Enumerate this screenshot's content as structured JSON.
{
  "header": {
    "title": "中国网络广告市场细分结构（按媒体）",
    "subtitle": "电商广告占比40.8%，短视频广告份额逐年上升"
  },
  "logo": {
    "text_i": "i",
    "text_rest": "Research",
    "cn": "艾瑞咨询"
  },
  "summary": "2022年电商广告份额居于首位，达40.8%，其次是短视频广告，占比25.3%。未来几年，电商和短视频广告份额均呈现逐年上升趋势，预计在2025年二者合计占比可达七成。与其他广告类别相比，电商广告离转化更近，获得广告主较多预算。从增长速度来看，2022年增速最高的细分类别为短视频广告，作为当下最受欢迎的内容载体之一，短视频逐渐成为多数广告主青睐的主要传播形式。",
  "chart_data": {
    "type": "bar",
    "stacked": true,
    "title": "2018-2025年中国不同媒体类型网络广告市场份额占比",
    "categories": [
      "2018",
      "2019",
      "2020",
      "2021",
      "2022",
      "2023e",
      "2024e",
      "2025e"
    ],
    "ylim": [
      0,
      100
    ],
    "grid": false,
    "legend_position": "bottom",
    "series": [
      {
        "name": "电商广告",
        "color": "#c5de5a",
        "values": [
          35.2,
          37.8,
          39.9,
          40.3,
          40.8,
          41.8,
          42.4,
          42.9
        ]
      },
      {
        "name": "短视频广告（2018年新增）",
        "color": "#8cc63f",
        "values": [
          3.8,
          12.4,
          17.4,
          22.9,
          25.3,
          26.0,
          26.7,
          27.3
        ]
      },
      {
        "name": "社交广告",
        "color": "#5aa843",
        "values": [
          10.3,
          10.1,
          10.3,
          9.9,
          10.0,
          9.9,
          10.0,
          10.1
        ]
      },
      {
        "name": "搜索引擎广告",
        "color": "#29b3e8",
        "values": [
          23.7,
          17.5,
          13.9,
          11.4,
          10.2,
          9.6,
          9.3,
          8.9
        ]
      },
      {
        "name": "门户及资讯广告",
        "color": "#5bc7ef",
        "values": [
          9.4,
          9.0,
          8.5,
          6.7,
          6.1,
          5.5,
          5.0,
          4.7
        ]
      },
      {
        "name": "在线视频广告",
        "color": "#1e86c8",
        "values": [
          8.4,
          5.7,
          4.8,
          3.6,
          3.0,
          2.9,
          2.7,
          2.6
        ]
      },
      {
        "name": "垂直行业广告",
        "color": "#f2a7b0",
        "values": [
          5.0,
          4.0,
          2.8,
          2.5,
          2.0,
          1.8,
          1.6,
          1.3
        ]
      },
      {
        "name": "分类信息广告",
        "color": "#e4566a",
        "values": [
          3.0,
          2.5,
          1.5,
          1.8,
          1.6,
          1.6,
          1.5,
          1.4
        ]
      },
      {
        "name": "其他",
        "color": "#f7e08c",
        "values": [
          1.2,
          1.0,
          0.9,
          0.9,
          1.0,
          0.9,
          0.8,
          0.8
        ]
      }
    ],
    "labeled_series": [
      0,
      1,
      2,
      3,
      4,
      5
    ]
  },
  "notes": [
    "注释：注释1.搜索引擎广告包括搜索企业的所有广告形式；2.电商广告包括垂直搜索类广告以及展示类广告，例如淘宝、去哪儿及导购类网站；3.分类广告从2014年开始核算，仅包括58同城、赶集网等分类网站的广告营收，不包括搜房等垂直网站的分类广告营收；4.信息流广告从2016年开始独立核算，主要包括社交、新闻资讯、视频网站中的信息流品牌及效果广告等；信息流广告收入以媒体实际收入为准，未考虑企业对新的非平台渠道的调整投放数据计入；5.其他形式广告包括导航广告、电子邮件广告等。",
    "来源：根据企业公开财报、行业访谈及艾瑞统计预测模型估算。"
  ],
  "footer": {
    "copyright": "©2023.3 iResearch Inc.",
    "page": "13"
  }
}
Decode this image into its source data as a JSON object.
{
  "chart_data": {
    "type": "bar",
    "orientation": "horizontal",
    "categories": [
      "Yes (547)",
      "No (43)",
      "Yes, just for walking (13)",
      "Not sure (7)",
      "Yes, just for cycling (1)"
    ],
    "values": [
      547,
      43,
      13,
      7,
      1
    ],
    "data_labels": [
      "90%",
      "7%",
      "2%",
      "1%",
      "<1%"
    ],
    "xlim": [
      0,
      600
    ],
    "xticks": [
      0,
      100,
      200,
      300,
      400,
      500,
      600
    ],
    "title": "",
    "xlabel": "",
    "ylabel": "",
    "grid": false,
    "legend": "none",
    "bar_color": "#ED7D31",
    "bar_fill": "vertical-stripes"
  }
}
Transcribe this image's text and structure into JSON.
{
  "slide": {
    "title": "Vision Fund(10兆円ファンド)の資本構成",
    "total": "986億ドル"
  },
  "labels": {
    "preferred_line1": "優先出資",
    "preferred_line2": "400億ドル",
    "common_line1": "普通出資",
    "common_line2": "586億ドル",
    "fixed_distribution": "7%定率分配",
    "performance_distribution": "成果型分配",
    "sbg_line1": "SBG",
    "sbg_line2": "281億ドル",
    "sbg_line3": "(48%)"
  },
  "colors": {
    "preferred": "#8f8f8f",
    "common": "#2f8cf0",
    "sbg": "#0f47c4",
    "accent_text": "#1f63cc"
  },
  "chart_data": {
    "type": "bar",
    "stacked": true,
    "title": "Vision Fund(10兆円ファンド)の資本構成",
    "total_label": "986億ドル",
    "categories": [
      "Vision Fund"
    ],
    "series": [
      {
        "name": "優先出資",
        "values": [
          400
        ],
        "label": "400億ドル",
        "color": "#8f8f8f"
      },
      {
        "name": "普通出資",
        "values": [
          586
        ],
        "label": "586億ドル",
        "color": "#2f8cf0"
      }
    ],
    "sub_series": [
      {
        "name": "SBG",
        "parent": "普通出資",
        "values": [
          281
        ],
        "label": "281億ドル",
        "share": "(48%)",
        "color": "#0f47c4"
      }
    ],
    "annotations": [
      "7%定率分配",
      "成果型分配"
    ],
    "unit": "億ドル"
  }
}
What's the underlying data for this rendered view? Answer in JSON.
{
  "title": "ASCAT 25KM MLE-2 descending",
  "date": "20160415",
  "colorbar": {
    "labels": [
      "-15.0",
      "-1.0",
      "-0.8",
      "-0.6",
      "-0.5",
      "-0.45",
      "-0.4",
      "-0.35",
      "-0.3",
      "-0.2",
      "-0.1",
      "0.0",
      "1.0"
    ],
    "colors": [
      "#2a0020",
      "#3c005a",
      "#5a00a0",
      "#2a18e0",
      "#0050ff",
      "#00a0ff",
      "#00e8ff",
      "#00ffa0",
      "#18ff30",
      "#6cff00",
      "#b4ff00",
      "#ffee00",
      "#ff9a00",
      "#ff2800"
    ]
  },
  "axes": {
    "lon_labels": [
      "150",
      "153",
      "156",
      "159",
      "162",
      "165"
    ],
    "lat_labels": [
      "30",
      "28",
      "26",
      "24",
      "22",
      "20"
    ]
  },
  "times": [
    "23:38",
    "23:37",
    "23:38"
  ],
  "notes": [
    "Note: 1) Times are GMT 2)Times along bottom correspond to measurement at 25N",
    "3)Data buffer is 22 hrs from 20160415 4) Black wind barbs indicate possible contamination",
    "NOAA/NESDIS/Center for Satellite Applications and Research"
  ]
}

+ + + + + + +

◆ **Stated goal**:
Copy down the material exactly as written.

◆ **Task result**:
Enumerate this screenshot's content as structured JSON.
{
  "header": {
    "title": "中国网络广告市场细分结构（按媒体）",
    "subtitle": "电商广告占比40.8%，短视频广告份额逐年上升"
  },
  "logo": {
    "text_i": "i",
    "text_rest": "Research",
    "cn": "艾瑞咨询"
  },
  "summary": "2022年电商广告份额居于首位，达40.8%，其次是短视频广告，占比25.3%。未来几年，电商和短视频广告份额均呈现逐年上升趋势，预计在2025年二者合计占比可达七成。与其他广告类别相比，电商广告离转化更近，获得广告主较多预算。从增长速度来看，2022年增速最高的细分类别为短视频广告，作为当下最受欢迎的内容载体之一，短视频逐渐成为多数广告主青睐的主要传播形式。",
  "chart_data": {
    "type": "bar",
    "stacked": true,
    "title": "2018-2025年中国不同媒体类型网络广告市场份额占比",
    "categories": [
      "2018",
      "2019",
      "2020",
      "2021",
      "2022",
      "2023e",
      "2024e",
      "2025e"
    ],
    "ylim": [
      0,
      100
    ],
    "grid": false,
    "legend_position": "bottom",
    "series": [
      {
        "name": "电商广告",
        "color": "#c5de5a",
        "values": [
          35.2,
          37.8,
          39.9,
          40.3,
          40.8,
          41.8,
          42.4,
          42.9
        ]
      },
      {
        "name": "短视频广告（2018年新增）",
        "color": "#8cc63f",
        "values": [
          3.8,
          12.4,
          17.4,
          22.9,
          25.3,
          26.0,
          26.7,
          27.3
        ]
      },
      {
        "name": "社交广告",
        "color": "#5aa843",
        "values": [
          10.3,
          10.1,
          10.3,
          9.9,
          10.0,
          9.9,
          10.0,
          10.1
        ]
      },
      {
        "name": "搜索引擎广告",
        "color": "#29b3e8",
        "values": [
          23.7,
          17.5,
          13.9,
          11.4,
          10.2,
          9.6,
          9.3,
          8.9
        ]
      },
      {
        "name": "门户及资讯广告",
        "color": "#5bc7ef",
        "values": [
          9.4,
          9.0,
          8.5,
          6.7,
          6.1,
          5.5,
          5.0,
          4.7
        ]
      },
      {
        "name": "在线视频广告",
        "color": "#1e86c8",
        "values": [
          8.4,
          5.7,
          4.8,
          3.6,
          3.0,
          2.9,
          2.7,
          2.6
        ]
      },
      {
        "name": "垂直行业广告",
        "color": "#f2a7b0",
        "values": [
          5.0,
          4.0,
          2.8,
          2.5,
          2.0,
          1.8,
          1.6,
          1.3
        ]
      },
      {
        "name": "分类信息广告",
        "color": "#e4566a",
        "values": [
          3.0,
          2.5,
          1.5,
          1.8,
          1.6,
          1.6,
          1.5,
          1.4
        ]
      },
      {
        "name": "其他",
        "color": "#f7e08c",
        "values": [
          1.2,
          1.0,
          0.9,
          0.9,
          1.0,
          0.9,
          0.8,
          0.8
        ]
      }
    ],
    "labeled_series": [
      0,
      1,
      2,
      3,
      4,
      5
    ]
  },
  "notes": [
    "注释：注释1.搜索引擎广告包括搜索企业的所有广告形式；2.电商广告包括垂直搜索类广告以及展示类广告，例如淘宝、去哪儿及导购类网站；3.分类广告从2014年开始核算，仅包括58同城、赶集网等分类网站的广告营收，不包括搜房等垂直网站的分类广告营收；4.信息流广告从2016年开始独立核算，主要包括社交、新闻资讯、视频网站中的信息流品牌及效果广告等；信息流广告收入以媒体实际收入为准，未考虑企业对新的非平台渠道的调整投放数据计入；5.其他形式广告包括导航广告、电子邮件广告等。",
    "来源：根据企业公开财报、行业访谈及艾瑞统计预测模型估算。"
  ],
  "footer": {
    "copyright": "©2023.3 iResearch Inc.",
    "page": "13"
  }
}
Decode this image into its source data as a JSON object.
{
  "chart_data": {
    "type": "bar",
    "orientation": "horizontal",
    "categories": [
      "Yes (547)",
      "No (43)",
      "Yes, just for walking (13)",
      "Not sure (7)",
      "Yes, just for cycling (1)"
    ],
    "values": [
      547,
      43,
      13,
      7,
      1
    ],
    "data_labels": [
      "90%",
      "7%",
      "2%",
      "1%",
      "<1%"
    ],
    "xlim": [
      0,
      600
    ],
    "xticks": [
      0,
      100,
      200,
      300,
      400,
      500,
      600
    ],
    "title": "",
    "xlabel": "",
    "ylabel": "",
    "grid": false,
    "legend": "none",
    "bar_color": "#ED7D31",
    "bar_fill": "vertical-stripes"
  }
}
Transcribe this image's text and structure into JSON.
{
  "slide": {
    "title": "Vision Fund(10兆円ファンド)の資本構成",
    "total": "986億ドル"
  },
  "labels": {
    "preferred_line1": "優先出資",
    "preferred_line2": "400億ドル",
    "common_line1": "普通出資",
    "common_line2": "586億ドル",
    "fixed_distribution": "7%定率分配",
    "performance_distribution": "成果型分配",
    "sbg_line1": "SBG",
    "sbg_line2": "281億ドル",
    "sbg_line3": "(48%)"
  },
  "colors": {
    "preferred": "#8f8f8f",
    "common": "#2f8cf0",
    "sbg": "#0f47c4",
    "accent_text": "#1f63cc"
  },
  "chart_data": {
    "type": "bar",
    "stacked": true,
    "title": "Vision Fund(10兆円ファンド)の資本構成",
    "total_label": "986億ドル",
    "categories": [
      "Vision Fund"
    ],
    "series": [
      {
        "name": "優先出資",
        "values": [
          400
        ],
        "label": "400億ドル",
        "color": "#8f8f8f"
      },
      {
        "name": "普通出資",
        "values": [
          586
        ],
        "label": "586億ドル",
        "color": "#2f8cf0"
      }
    ],
    "sub_series": [
      {
        "name": "SBG",
        "parent": "普通出資",
        "values": [
          281
        ],
        "label": "281億ドル",
        "share": "(48%)",
        "color": "#0f47c4"
      }
    ],
    "annotations": [
      "7%定率分配",
      "成果型分配"
    ],
    "unit": "億ドル"
  }
}
What's the underlying data for this rendered view? Answer in JSON.
{
  "title": "ASCAT 25KM MLE-2 descending",
  "date": "20160415",
  "colorbar": {
    "labels": [
      "-15.0",
      "-1.0",
      "-0.8",
      "-0.6",
      "-0.5",
      "-0.45",
      "-0.4",
      "-0.35",
      "-0.3",
      "-0.2",
      "-0.1",
      "0.0",
      "1.0"
    ],
    "colors": [
      "#2a0020",
      "#3c005a",
      "#5a00a0",
      "#2a18e0",
      "#0050ff",
      "#00a0ff",
      "#00e8ff",
      "#00ffa0",
      "#18ff30",
      "#6cff00",
      "#b4ff00",
      "#ffee00",
      "#ff9a00",
      "#ff2800"
    ]
  },
  "axes": {
    "lon_labels": [
      "150",
      "153",
      "156",
      "159",
      "162",
      "165"
    ],
    "lat_labels": [
      "30",
      "28",
      "26",
      "24",
      "22",
      "20"
    ]
  },
  "times": [
    "23:38",
    "23:37",
    "23:38"
  ],
  "notes": [
    "Note: 1) Times are GMT 2)Times along bottom correspond to measurement at 25N",
    "3)Data buffer is 22 hrs from 20160415 4) Black wind barbs indicate possible contamination",
    "NOAA/NESDIS/Center for Satellite Applications and Research"
  ]
}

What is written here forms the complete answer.